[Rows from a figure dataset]
"""

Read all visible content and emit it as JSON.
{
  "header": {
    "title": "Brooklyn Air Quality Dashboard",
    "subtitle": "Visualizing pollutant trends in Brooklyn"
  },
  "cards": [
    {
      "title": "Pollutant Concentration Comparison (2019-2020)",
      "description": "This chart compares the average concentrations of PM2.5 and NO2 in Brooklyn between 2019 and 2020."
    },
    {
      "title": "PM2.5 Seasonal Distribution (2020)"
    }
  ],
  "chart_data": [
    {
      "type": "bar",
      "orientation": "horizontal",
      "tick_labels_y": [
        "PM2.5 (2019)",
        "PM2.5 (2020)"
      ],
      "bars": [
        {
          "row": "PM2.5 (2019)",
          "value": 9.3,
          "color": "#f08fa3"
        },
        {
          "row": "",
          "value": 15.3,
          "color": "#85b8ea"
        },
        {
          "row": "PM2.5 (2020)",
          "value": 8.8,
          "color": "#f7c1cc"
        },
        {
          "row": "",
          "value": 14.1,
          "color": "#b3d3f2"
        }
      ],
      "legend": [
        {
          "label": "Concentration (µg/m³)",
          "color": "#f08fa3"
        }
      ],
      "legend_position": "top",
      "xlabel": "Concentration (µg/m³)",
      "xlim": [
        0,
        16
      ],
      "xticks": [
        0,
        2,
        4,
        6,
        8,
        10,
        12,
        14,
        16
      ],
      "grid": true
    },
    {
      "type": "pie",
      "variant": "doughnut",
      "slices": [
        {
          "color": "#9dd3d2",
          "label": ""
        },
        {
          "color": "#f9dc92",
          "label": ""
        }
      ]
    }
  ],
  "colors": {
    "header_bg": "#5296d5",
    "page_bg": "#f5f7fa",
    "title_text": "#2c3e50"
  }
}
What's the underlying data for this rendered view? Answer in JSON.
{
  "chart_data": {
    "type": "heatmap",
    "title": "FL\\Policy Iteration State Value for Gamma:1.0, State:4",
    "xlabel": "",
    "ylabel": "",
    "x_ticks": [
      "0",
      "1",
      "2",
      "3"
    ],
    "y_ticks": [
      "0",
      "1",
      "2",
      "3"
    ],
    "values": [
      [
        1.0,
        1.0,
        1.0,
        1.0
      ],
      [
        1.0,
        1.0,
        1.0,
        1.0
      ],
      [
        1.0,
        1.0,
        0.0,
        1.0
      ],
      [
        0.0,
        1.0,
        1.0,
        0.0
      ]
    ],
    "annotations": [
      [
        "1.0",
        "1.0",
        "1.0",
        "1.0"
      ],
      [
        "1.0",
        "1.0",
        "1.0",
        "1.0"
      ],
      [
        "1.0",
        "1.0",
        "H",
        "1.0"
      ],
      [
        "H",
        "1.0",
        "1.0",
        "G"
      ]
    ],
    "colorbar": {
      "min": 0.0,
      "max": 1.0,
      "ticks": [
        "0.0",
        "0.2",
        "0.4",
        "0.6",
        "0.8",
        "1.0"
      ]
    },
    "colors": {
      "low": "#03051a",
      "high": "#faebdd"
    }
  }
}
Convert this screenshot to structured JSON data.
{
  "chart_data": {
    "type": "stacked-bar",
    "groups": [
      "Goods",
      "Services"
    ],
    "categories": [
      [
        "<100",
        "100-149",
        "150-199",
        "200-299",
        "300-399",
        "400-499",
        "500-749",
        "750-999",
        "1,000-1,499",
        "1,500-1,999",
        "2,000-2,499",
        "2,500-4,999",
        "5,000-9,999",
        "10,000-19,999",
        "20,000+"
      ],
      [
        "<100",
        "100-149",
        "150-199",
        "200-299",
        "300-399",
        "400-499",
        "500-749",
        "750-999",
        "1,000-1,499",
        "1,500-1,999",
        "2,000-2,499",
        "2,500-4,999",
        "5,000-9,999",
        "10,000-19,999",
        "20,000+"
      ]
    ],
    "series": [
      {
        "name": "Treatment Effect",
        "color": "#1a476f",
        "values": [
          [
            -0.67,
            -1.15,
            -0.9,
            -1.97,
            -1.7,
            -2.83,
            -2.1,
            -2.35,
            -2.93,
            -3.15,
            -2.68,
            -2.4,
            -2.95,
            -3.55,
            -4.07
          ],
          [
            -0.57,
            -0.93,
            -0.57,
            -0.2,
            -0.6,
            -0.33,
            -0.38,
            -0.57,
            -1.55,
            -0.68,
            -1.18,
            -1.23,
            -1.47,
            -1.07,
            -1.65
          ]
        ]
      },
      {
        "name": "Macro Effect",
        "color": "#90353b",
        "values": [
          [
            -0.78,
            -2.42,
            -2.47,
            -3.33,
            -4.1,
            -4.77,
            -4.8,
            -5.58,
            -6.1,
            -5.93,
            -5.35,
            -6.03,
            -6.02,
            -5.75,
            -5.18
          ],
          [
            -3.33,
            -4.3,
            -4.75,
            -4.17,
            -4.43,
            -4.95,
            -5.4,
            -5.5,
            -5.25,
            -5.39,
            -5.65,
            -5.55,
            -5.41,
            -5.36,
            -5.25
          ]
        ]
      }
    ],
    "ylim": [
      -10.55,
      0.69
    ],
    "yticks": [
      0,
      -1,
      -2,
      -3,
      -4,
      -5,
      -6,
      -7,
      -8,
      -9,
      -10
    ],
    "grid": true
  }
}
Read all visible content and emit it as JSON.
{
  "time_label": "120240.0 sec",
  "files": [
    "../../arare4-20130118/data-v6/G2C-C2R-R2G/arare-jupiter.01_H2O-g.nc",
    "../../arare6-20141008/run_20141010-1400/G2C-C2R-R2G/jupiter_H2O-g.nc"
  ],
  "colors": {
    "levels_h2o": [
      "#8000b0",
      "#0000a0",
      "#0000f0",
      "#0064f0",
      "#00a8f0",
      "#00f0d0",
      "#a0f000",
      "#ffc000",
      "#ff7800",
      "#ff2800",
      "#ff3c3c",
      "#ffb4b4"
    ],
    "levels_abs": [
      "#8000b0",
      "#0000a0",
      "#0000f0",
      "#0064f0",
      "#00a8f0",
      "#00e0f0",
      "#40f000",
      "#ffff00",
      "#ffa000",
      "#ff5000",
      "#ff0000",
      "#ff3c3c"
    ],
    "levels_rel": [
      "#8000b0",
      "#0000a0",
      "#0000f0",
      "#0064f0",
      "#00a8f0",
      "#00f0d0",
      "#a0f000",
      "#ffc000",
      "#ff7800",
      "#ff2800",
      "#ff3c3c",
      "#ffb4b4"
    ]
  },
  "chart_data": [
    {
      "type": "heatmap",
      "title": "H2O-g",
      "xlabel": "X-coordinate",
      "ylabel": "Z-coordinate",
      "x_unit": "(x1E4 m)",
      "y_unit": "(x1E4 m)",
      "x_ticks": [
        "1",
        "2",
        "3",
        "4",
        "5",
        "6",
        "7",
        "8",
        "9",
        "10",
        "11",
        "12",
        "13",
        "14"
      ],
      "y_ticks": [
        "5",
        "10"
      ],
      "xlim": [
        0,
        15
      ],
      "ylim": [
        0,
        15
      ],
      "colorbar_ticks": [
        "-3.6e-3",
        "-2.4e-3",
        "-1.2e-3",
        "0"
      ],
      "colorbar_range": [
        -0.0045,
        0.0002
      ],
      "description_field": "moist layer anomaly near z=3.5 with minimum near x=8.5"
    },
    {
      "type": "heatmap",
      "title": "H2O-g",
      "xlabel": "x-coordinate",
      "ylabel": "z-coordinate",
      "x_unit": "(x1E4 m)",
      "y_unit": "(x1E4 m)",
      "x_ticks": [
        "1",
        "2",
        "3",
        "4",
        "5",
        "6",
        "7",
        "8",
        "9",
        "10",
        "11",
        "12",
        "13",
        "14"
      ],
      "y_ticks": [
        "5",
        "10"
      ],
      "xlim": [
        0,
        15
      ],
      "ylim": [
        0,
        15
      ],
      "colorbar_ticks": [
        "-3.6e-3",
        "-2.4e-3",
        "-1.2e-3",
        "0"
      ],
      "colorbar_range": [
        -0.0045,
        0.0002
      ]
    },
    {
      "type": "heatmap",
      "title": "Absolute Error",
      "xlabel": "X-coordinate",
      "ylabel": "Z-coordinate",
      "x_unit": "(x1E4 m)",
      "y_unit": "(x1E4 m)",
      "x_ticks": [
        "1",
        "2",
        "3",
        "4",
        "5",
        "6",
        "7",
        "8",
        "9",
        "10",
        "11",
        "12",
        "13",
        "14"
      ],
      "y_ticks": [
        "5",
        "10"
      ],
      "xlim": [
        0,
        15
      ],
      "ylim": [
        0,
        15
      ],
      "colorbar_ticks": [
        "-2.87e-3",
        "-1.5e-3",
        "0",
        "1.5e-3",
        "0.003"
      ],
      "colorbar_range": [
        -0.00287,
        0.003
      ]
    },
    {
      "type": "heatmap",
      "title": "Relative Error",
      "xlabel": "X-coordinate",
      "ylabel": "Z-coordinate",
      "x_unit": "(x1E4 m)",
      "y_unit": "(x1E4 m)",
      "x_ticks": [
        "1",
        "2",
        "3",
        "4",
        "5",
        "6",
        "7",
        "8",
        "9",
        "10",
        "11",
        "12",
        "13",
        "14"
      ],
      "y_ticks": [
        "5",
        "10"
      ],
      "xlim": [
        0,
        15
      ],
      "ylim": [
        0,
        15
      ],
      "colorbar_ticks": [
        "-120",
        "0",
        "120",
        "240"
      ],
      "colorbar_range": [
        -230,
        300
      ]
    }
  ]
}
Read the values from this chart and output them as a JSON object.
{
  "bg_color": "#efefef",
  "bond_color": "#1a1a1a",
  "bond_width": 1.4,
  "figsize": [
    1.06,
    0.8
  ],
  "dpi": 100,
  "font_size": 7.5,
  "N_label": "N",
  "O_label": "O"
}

"""

Stated exercise » Quote the lines of the listing above that run from the line with "Read the values" through its last line, both included, and nothing else.

Written solution »
Read the values from this chart and output them as a JSON object.
{
  "bg_color": "#efefef",
  "bond_color": "#1a1a1a",
  "bond_width": 1.4,
  "figsize": [
    1.06,
    0.8
  ],
  "dpi": 100,
  "font_size": 7.5,
  "N_label": "N",
  "O_label": "O"
}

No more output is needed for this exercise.